→ **Request**: Read through the records below and copy each line that uses the word "xlabel".

→ **Entries provided**:
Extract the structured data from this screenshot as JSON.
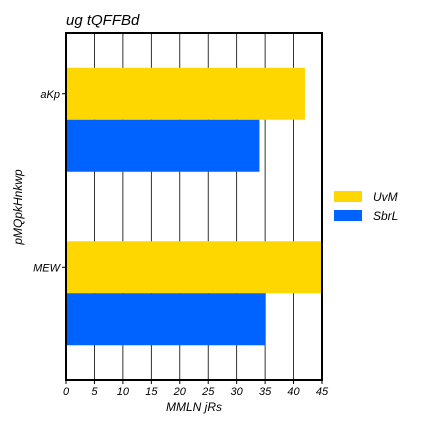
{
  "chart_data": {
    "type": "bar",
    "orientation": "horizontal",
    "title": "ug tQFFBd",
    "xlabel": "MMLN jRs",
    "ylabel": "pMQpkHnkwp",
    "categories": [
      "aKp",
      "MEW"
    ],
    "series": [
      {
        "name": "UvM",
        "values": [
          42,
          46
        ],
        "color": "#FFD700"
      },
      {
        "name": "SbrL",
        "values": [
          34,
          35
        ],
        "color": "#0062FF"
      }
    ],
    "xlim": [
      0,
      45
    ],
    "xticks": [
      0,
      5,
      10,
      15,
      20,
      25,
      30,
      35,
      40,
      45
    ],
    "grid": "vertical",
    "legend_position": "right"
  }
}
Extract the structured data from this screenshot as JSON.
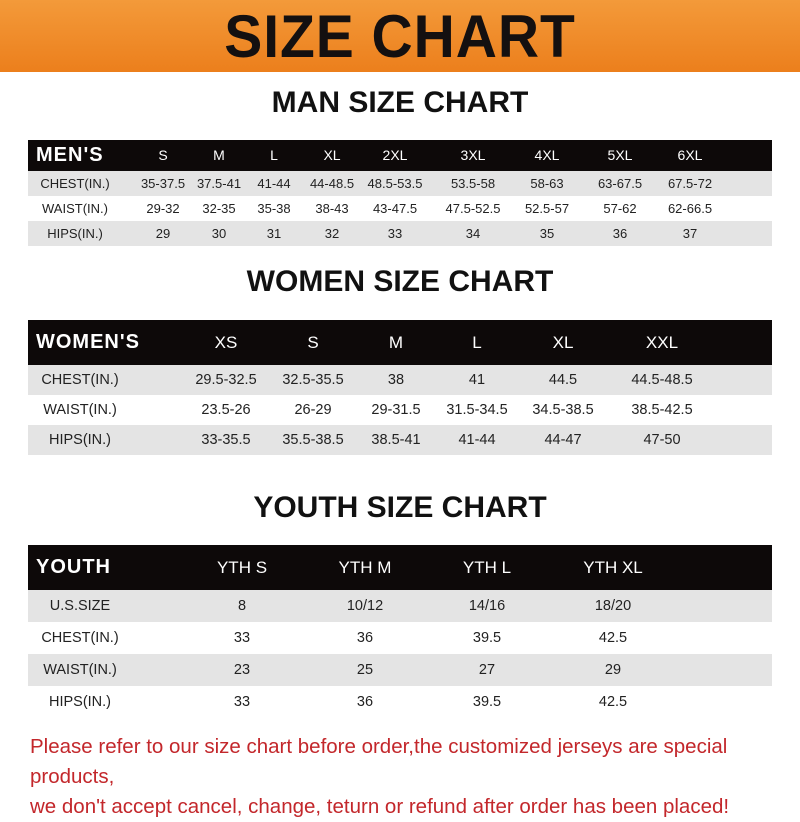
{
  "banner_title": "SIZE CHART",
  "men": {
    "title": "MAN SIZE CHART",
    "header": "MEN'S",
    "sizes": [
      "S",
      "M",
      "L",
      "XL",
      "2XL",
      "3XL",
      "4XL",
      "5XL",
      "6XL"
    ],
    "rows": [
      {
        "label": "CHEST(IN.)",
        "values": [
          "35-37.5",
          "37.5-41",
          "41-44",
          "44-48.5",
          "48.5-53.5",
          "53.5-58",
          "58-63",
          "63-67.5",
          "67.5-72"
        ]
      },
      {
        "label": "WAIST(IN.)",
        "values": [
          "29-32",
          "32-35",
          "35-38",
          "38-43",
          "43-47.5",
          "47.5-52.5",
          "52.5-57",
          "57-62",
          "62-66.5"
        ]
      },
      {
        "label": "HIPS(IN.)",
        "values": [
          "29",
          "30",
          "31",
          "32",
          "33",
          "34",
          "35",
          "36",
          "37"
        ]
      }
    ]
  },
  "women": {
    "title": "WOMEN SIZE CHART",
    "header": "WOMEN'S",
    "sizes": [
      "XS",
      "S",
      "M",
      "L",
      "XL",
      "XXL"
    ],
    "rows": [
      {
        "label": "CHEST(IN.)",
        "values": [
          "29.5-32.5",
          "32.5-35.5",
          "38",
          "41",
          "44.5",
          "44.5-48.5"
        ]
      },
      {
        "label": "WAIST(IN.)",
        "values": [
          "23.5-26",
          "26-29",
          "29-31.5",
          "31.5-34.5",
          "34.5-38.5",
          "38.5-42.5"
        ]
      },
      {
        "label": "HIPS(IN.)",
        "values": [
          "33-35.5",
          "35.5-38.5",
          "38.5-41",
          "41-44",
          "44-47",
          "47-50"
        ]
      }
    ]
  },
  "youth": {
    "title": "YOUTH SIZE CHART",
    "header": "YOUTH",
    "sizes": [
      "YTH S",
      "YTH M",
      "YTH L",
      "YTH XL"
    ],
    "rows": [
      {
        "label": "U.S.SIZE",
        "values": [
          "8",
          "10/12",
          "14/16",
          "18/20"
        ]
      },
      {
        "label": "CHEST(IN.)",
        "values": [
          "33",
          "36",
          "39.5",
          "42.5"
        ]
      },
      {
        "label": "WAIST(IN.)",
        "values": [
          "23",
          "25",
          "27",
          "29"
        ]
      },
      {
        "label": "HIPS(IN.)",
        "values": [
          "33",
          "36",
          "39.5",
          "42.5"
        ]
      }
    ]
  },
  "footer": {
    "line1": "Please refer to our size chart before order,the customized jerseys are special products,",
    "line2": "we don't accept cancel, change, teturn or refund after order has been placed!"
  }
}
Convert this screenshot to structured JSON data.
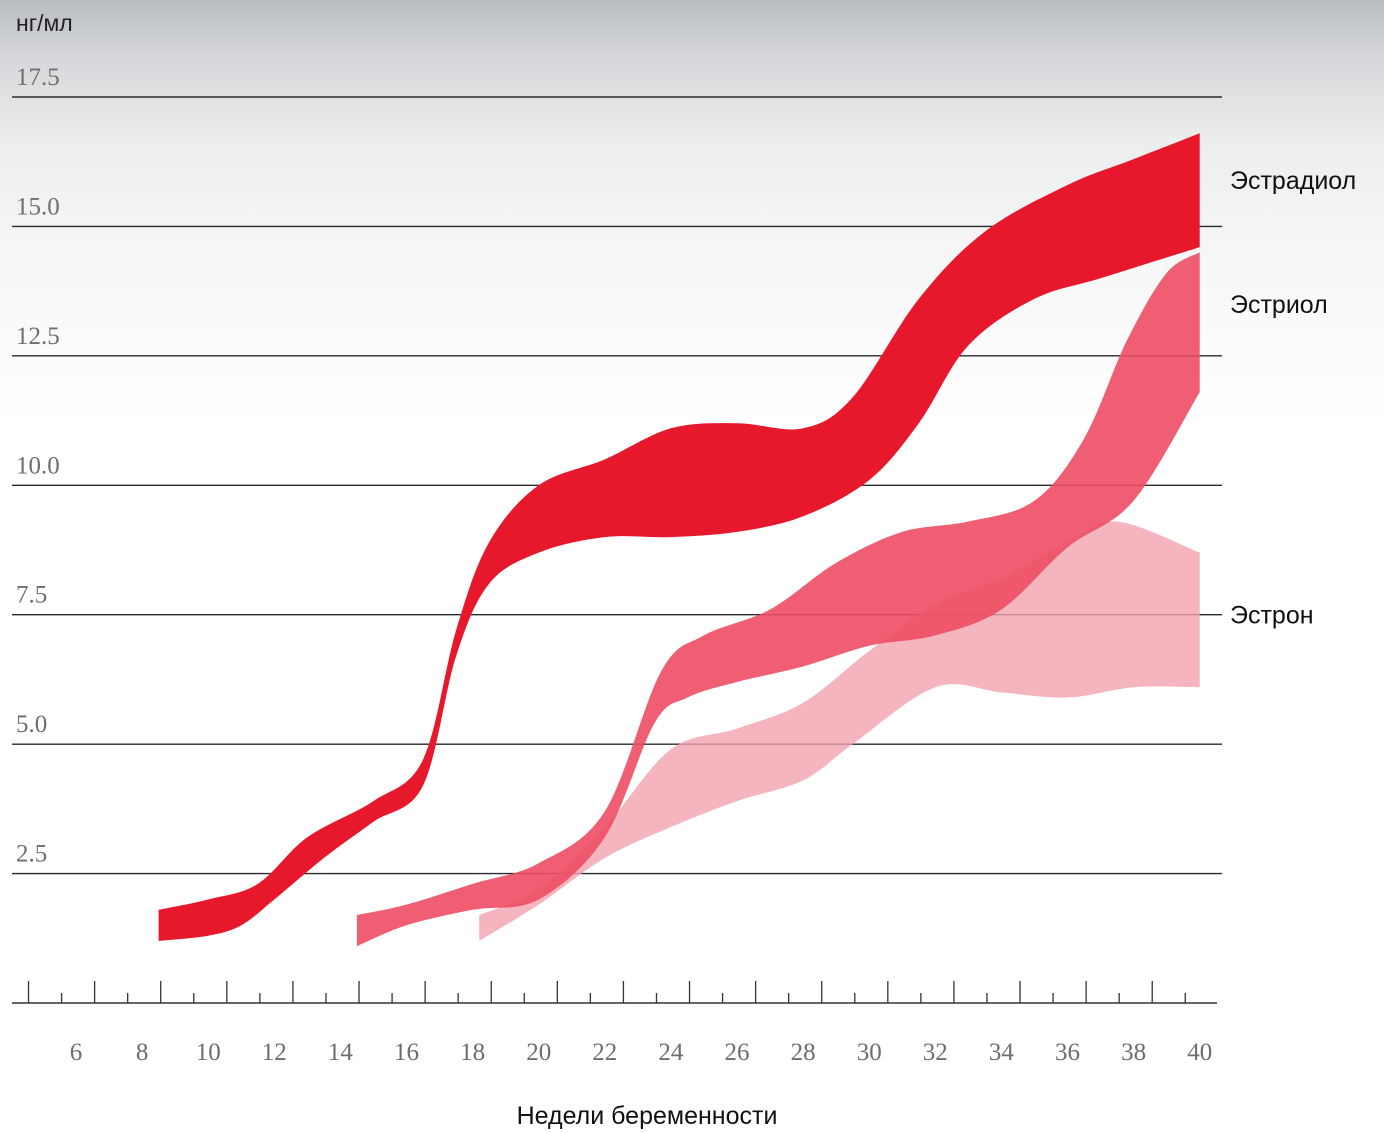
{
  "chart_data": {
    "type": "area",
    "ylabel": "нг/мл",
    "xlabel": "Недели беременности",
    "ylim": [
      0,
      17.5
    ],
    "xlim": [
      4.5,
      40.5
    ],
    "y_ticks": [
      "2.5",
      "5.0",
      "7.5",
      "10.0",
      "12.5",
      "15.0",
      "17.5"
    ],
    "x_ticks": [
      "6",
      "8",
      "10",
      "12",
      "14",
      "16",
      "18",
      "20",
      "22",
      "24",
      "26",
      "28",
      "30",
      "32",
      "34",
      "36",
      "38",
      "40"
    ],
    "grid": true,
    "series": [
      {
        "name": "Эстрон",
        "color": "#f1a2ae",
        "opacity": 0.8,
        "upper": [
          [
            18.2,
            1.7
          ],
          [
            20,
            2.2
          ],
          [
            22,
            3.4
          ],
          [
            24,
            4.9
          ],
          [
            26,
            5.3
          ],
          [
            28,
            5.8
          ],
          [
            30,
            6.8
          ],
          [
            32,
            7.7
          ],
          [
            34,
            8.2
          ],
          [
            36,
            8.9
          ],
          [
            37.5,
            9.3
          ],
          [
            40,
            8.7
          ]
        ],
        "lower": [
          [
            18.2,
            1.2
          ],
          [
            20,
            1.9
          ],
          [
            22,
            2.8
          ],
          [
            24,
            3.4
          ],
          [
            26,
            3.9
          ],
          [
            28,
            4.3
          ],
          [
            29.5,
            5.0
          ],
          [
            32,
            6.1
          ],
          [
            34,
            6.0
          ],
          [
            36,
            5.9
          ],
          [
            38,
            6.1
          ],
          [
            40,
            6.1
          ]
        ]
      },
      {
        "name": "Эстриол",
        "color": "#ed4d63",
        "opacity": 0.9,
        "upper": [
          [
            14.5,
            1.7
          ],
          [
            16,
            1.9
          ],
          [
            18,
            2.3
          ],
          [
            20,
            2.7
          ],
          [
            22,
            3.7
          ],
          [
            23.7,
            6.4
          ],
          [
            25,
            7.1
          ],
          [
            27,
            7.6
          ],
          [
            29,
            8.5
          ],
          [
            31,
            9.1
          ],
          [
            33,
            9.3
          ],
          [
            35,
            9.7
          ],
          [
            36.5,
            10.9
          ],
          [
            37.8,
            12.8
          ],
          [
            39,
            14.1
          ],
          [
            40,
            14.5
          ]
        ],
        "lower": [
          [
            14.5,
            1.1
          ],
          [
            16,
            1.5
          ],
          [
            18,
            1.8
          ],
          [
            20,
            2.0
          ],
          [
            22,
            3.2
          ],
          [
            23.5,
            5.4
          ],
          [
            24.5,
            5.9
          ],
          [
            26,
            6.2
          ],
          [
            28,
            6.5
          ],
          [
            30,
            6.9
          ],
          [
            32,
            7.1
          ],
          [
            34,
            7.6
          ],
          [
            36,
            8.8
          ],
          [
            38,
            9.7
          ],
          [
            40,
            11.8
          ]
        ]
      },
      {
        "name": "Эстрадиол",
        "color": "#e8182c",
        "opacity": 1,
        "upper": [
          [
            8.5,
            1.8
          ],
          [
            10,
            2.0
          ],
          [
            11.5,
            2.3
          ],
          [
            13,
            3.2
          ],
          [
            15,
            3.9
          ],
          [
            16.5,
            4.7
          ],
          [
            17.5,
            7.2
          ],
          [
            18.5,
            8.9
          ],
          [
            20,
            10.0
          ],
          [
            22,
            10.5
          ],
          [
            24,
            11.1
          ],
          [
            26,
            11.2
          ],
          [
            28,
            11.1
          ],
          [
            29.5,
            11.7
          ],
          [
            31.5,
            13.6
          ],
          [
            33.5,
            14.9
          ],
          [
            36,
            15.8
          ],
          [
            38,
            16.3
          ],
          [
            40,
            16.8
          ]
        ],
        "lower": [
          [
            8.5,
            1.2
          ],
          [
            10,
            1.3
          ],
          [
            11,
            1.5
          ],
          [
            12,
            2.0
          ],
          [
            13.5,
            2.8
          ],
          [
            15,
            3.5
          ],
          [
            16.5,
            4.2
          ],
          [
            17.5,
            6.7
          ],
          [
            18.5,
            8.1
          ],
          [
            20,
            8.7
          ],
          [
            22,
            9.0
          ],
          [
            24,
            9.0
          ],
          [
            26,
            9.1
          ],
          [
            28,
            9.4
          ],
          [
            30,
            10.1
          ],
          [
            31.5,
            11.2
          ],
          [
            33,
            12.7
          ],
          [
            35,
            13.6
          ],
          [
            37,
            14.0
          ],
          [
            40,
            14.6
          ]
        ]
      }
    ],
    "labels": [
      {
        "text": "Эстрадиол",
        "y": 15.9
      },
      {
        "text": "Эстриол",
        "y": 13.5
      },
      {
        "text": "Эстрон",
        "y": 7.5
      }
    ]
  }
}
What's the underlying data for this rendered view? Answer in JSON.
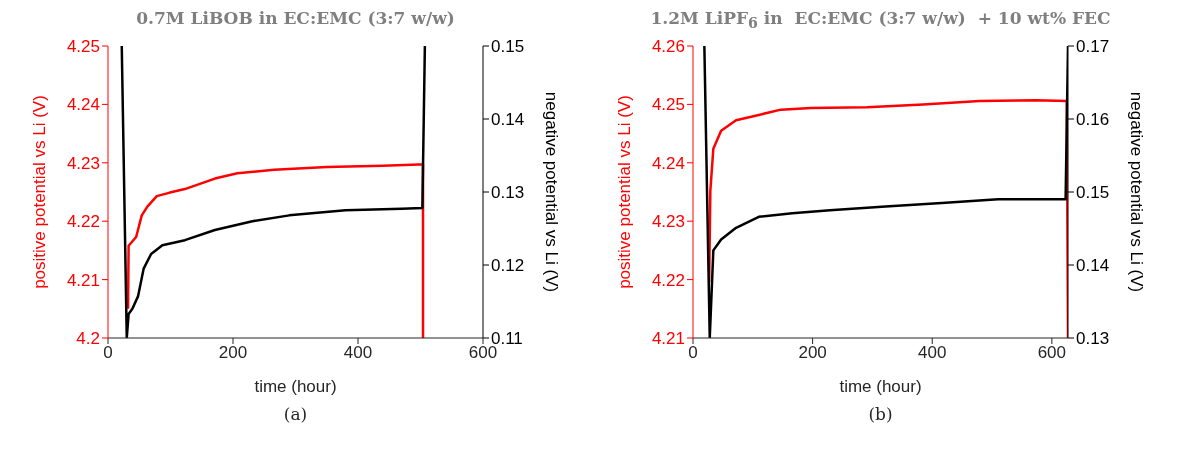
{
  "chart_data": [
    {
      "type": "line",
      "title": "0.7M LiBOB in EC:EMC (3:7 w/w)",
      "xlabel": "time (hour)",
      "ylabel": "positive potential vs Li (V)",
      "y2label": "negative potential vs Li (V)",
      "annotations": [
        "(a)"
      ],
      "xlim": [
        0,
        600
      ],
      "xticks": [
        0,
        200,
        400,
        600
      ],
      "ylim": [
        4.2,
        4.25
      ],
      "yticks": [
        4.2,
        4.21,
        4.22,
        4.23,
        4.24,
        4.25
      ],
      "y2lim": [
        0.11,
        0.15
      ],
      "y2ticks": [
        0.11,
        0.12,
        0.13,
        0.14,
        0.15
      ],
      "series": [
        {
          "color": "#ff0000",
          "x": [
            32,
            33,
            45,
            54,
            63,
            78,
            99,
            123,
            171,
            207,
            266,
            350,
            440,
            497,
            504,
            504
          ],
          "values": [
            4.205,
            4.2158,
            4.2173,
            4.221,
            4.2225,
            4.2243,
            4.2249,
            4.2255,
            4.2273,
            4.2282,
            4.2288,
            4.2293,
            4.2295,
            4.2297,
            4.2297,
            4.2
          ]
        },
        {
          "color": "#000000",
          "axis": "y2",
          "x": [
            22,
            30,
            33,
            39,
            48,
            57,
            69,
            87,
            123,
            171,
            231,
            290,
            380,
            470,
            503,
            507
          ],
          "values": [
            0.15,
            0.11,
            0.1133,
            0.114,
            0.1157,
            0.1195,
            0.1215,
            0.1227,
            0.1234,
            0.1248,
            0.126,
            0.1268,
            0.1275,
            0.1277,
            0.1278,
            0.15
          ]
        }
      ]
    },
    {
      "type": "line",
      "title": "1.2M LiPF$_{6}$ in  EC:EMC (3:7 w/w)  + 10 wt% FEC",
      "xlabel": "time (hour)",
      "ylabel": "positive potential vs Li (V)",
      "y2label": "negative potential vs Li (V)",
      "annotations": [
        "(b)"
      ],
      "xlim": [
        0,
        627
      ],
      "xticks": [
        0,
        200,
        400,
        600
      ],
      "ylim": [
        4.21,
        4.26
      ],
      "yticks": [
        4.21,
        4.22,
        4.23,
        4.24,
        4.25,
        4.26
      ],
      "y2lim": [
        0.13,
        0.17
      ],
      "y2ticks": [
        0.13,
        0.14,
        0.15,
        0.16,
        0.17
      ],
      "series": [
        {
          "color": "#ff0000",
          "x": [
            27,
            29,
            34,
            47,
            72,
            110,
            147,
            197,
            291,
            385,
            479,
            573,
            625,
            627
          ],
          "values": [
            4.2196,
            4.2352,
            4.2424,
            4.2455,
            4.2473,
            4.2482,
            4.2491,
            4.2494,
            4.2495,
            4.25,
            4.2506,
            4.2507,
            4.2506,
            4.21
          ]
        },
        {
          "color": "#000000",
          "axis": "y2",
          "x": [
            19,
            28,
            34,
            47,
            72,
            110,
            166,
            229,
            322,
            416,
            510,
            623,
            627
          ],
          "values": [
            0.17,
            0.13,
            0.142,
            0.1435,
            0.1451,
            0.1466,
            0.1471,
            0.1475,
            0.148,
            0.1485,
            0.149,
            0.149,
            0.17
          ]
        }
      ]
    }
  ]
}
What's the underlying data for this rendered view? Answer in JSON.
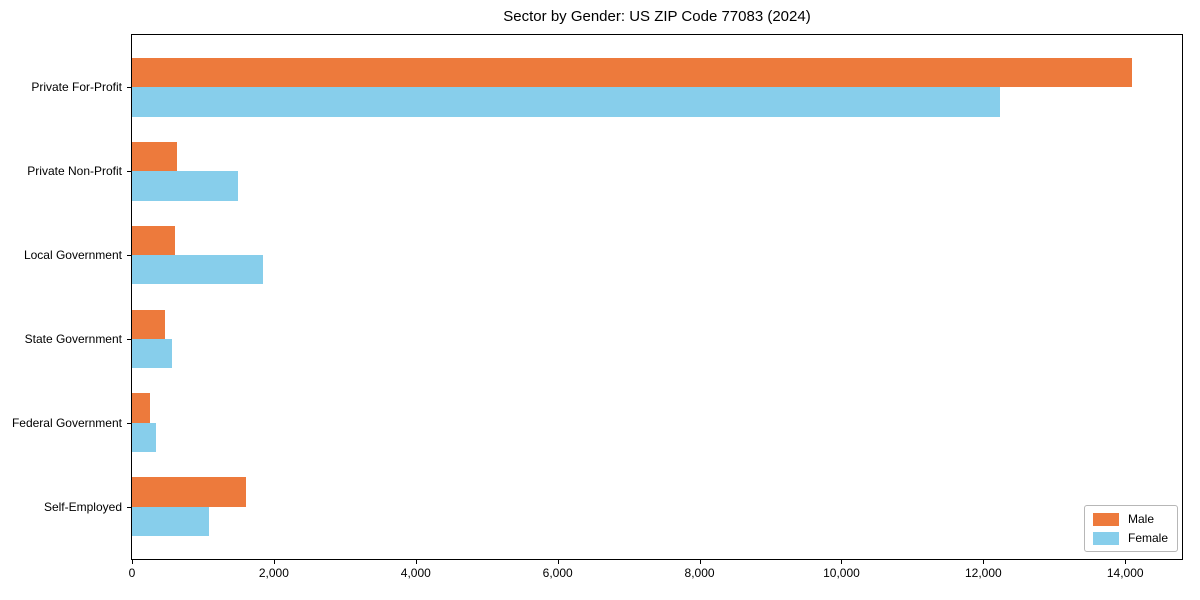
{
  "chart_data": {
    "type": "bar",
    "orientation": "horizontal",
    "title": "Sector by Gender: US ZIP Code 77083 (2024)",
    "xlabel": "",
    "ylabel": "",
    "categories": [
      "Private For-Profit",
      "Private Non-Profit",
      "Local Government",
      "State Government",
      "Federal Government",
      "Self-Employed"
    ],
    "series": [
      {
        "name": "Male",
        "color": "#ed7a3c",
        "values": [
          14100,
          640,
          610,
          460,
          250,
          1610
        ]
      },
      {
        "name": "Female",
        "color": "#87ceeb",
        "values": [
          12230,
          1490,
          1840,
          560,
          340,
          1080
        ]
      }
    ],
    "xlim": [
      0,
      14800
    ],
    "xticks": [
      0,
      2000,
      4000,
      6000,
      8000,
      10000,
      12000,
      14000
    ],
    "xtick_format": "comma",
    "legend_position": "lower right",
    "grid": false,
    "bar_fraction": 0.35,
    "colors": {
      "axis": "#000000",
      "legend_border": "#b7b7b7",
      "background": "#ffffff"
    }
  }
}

→ **Answer to the problem**:
    "xlabel": "MMLN jRs",
    "xlabel": "Недели беременности",
      "xlabel": "time (hour)",
      "xlabel": "time (hour)",
    "xlabel": "",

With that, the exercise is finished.